Report back each line of the records that contains the string "brilliantfess".

* Items:

==========

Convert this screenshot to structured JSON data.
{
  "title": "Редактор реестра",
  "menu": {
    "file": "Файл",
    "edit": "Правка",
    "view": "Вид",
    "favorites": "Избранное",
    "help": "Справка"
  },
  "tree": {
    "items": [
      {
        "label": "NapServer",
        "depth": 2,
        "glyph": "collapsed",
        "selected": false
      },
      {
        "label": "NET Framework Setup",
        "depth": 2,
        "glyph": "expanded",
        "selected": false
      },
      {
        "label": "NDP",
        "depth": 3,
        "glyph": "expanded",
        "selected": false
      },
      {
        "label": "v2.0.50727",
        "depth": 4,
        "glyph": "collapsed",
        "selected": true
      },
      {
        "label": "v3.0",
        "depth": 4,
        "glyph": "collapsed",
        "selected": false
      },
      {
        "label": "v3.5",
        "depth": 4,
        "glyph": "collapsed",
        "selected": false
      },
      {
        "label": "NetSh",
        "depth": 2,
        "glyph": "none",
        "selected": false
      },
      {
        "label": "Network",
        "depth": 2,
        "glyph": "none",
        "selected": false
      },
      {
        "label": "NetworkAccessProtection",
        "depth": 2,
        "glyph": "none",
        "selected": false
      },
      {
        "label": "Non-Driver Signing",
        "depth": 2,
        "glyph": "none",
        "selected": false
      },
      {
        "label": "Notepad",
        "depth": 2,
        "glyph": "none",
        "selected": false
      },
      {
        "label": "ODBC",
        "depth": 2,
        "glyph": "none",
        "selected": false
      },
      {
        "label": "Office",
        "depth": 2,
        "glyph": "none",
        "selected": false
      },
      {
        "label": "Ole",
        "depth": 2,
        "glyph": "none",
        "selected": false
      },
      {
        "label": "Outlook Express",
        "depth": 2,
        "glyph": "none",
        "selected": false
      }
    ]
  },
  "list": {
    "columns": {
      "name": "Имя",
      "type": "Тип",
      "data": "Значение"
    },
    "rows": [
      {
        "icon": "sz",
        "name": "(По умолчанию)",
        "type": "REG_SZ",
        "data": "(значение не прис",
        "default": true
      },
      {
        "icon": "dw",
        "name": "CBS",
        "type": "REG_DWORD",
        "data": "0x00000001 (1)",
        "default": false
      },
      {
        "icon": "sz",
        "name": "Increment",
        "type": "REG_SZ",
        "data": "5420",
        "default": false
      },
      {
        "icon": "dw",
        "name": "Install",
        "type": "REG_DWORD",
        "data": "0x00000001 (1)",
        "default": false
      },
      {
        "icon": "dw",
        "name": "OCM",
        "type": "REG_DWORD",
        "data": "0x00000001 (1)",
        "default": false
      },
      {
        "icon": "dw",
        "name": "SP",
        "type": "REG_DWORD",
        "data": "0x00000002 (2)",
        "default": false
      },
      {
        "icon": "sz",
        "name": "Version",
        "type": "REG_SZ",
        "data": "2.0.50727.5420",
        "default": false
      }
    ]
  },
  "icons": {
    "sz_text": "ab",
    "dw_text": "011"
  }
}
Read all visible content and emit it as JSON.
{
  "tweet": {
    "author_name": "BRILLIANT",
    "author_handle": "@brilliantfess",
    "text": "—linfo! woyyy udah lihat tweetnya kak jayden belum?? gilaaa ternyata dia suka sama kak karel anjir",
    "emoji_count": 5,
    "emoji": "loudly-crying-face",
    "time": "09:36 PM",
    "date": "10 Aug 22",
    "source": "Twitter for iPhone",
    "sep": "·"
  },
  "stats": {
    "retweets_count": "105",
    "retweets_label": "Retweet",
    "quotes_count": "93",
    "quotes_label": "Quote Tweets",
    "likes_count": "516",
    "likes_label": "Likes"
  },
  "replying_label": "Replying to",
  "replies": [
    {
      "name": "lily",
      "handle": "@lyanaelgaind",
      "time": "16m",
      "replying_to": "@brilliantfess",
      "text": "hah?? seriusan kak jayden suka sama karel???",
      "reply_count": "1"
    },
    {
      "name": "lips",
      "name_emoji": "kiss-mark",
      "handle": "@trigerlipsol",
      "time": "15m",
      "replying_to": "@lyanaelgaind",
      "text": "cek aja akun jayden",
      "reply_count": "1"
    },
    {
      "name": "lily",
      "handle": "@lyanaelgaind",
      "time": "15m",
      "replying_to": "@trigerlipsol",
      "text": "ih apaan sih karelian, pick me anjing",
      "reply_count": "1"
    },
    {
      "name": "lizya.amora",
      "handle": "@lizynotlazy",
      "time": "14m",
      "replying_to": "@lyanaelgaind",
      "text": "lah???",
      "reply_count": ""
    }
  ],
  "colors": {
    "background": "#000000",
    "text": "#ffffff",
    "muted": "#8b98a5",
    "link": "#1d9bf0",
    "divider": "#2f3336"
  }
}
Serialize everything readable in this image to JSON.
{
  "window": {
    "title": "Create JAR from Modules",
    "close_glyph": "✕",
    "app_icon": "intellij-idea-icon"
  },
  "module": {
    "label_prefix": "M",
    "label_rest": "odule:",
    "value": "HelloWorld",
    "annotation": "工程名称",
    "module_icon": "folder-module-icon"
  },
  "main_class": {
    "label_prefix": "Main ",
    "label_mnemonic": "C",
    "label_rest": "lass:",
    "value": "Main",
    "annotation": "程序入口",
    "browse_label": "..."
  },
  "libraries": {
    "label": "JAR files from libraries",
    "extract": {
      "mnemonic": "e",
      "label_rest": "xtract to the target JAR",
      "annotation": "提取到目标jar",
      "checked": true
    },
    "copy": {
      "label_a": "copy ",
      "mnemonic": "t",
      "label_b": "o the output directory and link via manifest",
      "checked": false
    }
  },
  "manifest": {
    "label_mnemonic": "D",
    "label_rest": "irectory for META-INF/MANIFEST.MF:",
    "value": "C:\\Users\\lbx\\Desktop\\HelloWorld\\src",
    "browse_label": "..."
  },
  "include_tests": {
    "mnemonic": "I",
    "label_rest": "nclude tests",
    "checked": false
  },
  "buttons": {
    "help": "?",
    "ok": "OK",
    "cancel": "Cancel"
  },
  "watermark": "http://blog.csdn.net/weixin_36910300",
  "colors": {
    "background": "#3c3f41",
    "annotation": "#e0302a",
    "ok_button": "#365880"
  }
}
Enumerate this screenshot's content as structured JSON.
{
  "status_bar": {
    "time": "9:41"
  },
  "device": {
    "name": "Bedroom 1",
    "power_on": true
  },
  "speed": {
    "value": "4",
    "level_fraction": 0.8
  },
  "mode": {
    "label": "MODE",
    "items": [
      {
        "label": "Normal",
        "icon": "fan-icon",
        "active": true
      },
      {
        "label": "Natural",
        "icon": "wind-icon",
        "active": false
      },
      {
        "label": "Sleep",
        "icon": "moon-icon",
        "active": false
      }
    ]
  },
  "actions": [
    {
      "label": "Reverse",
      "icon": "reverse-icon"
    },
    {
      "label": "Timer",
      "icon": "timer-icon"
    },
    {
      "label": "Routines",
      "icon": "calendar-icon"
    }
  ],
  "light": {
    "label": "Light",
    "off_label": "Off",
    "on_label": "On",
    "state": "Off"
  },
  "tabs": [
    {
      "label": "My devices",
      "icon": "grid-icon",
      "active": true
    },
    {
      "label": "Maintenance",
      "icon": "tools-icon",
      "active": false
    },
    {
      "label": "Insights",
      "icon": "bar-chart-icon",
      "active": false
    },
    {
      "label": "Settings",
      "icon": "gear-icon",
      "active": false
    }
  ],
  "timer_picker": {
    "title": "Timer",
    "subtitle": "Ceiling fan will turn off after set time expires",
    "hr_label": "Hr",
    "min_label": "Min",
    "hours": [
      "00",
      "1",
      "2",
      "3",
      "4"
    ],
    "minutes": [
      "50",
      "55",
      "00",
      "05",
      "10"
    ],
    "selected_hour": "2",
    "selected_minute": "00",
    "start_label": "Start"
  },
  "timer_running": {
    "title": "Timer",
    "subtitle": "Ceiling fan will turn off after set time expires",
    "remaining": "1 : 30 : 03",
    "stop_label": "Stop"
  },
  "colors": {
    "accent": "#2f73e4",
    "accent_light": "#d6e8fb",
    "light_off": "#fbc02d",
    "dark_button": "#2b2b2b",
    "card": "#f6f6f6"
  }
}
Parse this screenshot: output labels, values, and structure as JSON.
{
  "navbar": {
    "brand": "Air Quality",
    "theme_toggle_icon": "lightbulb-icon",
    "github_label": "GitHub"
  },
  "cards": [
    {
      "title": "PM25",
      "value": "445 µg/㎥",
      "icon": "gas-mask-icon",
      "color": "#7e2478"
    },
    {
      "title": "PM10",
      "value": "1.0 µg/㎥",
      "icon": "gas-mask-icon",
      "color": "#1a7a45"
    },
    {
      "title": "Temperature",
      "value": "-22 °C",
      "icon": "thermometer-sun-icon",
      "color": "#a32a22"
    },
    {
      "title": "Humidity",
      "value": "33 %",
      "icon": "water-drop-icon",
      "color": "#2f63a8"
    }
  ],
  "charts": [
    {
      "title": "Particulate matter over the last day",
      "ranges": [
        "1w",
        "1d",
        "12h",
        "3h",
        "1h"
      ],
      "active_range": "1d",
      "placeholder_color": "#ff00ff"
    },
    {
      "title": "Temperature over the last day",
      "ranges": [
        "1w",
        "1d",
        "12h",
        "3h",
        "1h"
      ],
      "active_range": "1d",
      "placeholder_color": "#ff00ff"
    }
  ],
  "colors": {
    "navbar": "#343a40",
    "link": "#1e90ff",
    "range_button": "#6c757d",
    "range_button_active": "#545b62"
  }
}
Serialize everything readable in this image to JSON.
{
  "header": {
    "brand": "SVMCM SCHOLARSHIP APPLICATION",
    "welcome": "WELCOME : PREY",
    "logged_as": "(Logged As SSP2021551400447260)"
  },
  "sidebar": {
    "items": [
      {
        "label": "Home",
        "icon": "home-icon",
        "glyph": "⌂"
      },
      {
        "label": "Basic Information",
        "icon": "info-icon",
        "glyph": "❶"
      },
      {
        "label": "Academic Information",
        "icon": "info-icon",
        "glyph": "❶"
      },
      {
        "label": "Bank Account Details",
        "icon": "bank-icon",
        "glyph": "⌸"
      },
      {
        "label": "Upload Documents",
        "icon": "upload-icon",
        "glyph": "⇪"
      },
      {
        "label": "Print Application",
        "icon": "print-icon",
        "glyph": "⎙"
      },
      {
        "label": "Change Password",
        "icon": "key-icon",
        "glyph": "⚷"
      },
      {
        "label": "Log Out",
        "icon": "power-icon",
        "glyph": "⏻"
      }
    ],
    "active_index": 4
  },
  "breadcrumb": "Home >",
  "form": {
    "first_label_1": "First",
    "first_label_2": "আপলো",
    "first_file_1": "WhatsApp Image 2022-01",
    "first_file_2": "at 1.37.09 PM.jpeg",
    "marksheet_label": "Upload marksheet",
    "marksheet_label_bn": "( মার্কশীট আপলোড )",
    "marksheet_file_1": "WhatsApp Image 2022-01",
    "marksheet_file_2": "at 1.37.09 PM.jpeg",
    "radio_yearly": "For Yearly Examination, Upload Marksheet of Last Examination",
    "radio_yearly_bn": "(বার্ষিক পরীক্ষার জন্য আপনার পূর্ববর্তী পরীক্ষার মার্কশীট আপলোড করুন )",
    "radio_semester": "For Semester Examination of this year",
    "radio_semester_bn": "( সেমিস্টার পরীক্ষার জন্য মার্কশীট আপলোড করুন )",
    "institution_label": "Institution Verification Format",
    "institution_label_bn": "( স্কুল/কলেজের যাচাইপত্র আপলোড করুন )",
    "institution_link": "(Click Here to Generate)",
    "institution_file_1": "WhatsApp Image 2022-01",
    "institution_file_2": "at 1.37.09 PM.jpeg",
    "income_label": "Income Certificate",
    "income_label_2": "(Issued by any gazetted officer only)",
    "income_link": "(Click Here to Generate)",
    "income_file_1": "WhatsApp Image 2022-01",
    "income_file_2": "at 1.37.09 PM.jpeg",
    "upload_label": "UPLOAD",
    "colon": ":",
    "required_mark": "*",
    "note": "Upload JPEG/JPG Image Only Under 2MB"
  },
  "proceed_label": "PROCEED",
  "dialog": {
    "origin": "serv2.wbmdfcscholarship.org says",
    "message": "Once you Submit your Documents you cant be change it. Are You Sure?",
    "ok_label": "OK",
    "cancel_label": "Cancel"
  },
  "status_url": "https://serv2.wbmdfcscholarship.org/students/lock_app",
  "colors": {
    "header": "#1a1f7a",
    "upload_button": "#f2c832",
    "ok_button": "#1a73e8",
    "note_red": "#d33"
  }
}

==========

* Response to this task:
    "author_handle": "@brilliantfess",
      "replying_to": "@brilliantfess",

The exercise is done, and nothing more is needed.